---------- Supplied records
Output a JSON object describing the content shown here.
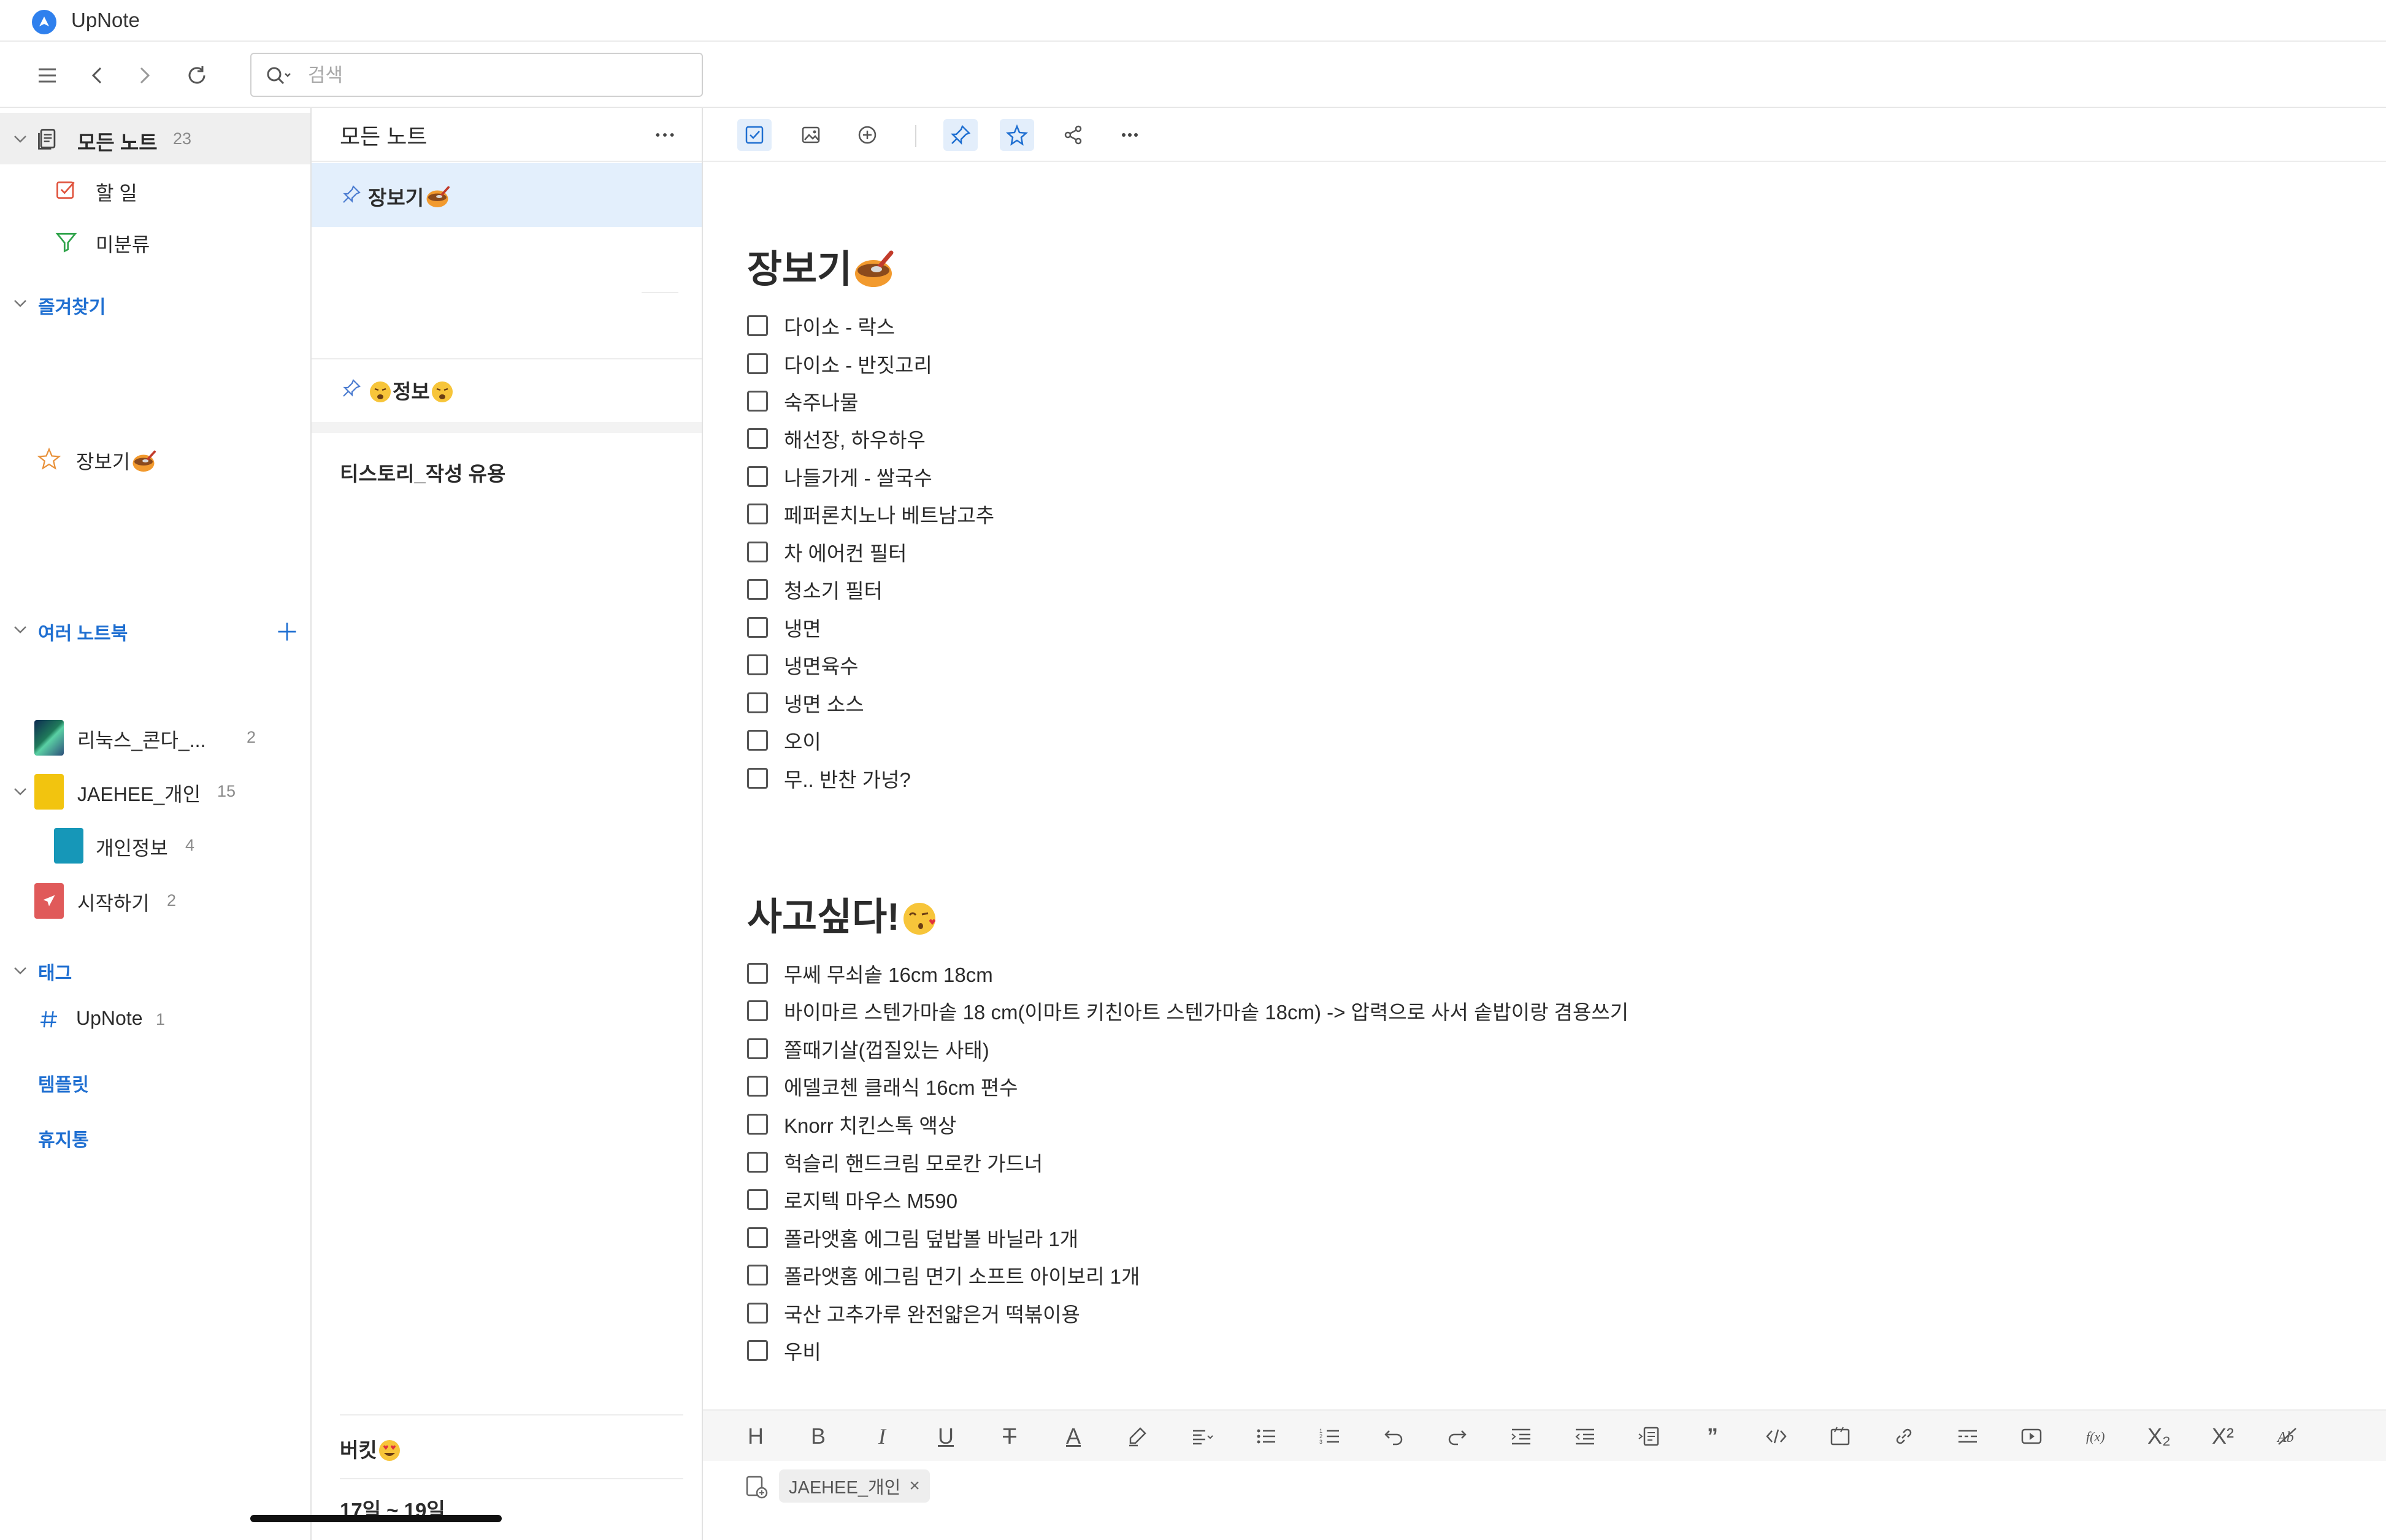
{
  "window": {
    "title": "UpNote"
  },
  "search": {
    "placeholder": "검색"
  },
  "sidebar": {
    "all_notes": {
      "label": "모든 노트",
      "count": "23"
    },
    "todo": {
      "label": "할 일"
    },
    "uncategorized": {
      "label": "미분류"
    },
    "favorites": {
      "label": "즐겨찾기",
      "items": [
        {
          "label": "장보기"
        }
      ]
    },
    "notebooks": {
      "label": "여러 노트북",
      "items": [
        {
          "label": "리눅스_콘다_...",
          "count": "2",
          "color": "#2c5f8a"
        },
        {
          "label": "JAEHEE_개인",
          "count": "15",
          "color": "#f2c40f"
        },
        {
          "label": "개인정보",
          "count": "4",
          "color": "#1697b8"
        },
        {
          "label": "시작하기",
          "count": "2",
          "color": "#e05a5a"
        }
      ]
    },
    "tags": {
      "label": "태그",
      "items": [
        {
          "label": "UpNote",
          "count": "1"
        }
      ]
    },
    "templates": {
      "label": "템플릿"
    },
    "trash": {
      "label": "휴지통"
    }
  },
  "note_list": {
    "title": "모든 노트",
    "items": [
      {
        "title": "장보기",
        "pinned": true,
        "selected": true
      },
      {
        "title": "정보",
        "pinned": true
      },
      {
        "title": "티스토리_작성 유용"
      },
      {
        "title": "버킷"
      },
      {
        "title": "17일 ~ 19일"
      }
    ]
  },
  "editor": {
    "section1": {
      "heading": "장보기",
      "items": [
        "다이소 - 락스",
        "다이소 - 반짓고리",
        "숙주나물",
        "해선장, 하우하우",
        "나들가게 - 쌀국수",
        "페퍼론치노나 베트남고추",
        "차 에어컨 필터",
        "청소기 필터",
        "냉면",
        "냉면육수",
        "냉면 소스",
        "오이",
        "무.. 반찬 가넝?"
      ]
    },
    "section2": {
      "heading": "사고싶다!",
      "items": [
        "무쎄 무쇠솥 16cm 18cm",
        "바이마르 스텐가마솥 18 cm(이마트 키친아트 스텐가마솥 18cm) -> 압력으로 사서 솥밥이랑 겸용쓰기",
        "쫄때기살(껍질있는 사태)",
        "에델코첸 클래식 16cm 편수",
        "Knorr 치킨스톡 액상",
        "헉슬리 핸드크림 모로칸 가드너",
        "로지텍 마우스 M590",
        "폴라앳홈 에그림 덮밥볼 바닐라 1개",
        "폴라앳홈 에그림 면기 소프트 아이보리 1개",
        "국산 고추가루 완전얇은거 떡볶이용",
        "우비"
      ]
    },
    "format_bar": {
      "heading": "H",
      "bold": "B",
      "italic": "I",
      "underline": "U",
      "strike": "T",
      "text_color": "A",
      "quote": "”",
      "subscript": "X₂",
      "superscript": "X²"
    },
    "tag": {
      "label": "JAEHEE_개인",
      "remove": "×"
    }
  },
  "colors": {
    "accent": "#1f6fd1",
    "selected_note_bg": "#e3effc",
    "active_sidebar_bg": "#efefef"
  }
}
--------------------
Can you restate all the records above word for word while dropping the pictures?

Output a JSON object describing the content shown here.
{
  "window": {
    "title": "UpNote"
  },
  "search": {
    "placeholder": "검색"
  },
  "sidebar": {
    "all_notes": {
      "label": "모든 노트",
      "count": "23"
    },
    "todo": {
      "label": "할 일"
    },
    "uncategorized": {
      "label": "미분류"
    },
    "favorites": {
      "label": "즐겨찾기",
      "items": [
        {
          "label": "장보기"
        }
      ]
    },
    "notebooks": {
      "label": "여러 노트북",
      "items": [
        {
          "label": "리눅스_콘다_...",
          "count": "2",
          "color": "#2c5f8a"
        },
        {
          "label": "JAEHEE_개인",
          "count": "15",
          "color": "#f2c40f"
        },
        {
          "label": "개인정보",
          "count": "4",
          "color": "#1697b8"
        },
        {
          "label": "시작하기",
          "count": "2",
          "color": "#e05a5a"
        }
      ]
    },
    "tags": {
      "label": "태그",
      "items": [
        {
          "label": "UpNote",
          "count": "1"
        }
      ]
    },
    "templates": {
      "label": "템플릿"
    },
    "trash": {
      "label": "휴지통"
    }
  },
  "note_list": {
    "title": "모든 노트",
    "items": [
      {
        "title": "장보기",
        "pinned": true,
        "selected": true
      },
      {
        "title": "정보",
        "pinned": true
      },
      {
        "title": "티스토리_작성 유용"
      },
      {
        "title": "버킷"
      },
      {
        "title": "17일 ~ 19일"
      }
    ]
  },
  "editor": {
    "section1": {
      "heading": "장보기",
      "items": [
        "다이소 - 락스",
        "다이소 - 반짓고리",
        "숙주나물",
        "해선장, 하우하우",
        "나들가게 - 쌀국수",
        "페퍼론치노나 베트남고추",
        "차 에어컨 필터",
        "청소기 필터",
        "냉면",
        "냉면육수",
        "냉면 소스",
        "오이",
        "무.. 반찬 가넝?"
      ]
    },
    "section2": {
      "heading": "사고싶다!",
      "items": [
        "무쎄 무쇠솥 16cm 18cm",
        "바이마르 스텐가마솥 18 cm(이마트 키친아트 스텐가마솥 18cm) -> 압력으로 사서 솥밥이랑 겸용쓰기",
        "쫄때기살(껍질있는 사태)",
        "에델코첸 클래식 16cm 편수",
        "Knorr 치킨스톡 액상",
        "헉슬리 핸드크림 모로칸 가드너",
        "로지텍 마우스 M590",
        "폴라앳홈 에그림 덮밥볼 바닐라 1개",
        "폴라앳홈 에그림 면기 소프트 아이보리 1개",
        "국산 고추가루 완전얇은거 떡볶이용",
        "우비"
      ]
    },
    "format_bar": {
      "heading": "H",
      "bold": "B",
      "italic": "I",
      "underline": "U",
      "strike": "T",
      "text_color": "A",
      "quote": "”",
      "subscript": "X₂",
      "superscript": "X²"
    },
    "tag": {
      "label": "JAEHEE_개인",
      "remove": "×"
    }
  },
  "colors": {
    "accent": "#1f6fd1",
    "selected_note_bg": "#e3effc",
    "active_sidebar_bg": "#efefef"
  }
}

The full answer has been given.